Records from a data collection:
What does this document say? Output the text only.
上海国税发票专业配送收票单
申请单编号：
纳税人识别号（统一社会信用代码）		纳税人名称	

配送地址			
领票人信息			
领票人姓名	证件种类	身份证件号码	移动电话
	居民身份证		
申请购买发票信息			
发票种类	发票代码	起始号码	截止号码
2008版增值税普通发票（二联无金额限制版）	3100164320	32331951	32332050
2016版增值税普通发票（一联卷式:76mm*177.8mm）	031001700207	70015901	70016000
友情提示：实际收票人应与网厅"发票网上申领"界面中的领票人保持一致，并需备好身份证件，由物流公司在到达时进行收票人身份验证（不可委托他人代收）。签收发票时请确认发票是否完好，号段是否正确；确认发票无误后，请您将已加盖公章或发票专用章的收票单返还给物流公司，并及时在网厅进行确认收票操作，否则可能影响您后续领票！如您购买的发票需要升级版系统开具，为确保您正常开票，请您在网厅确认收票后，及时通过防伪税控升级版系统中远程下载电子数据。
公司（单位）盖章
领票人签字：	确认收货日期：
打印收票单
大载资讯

Task details =>
Each line of the material should be duplicated exactly, please.

Exercise result =>
What does this document say? Output the text only.
上海国税发票专业配送收票单
申请单编号：
纳税人识别号（统一社会信用代码）		纳税人名称	

配送地址			
领票人信息			
领票人姓名	证件种类	身份证件号码	移动电话
	居民身份证		
申请购买发票信息			
发票种类	发票代码	起始号码	截止号码
2008版增值税普通发票（二联无金额限制版）	3100164320	32331951	32332050
2016版增值税普通发票（一联卷式:76mm*177.8mm）	031001700207	70015901	70016000
友情提示：实际收票人应与网厅"发票网上申领"界面中的领票人保持一致，并需备好身份证件，由物流公司在到达时进行收票人身份验证（不可委托他人代收）。签收发票时请确认发票是否完好，号段是否正确；确认发票无误后，请您将已加盖公章或发票专用章的收票单返还给物流公司，并及时在网厅进行确认收票操作，否则可能影响您后续领票！如您购买的发票需要升级版系统开具，为确保您正常开票，请您在网厅确认收票后，及时通过防伪税控升级版系统中远程下载电子数据。
公司（单位）盖章
领票人签字：	确认收货日期：
打印收票单
大载资讯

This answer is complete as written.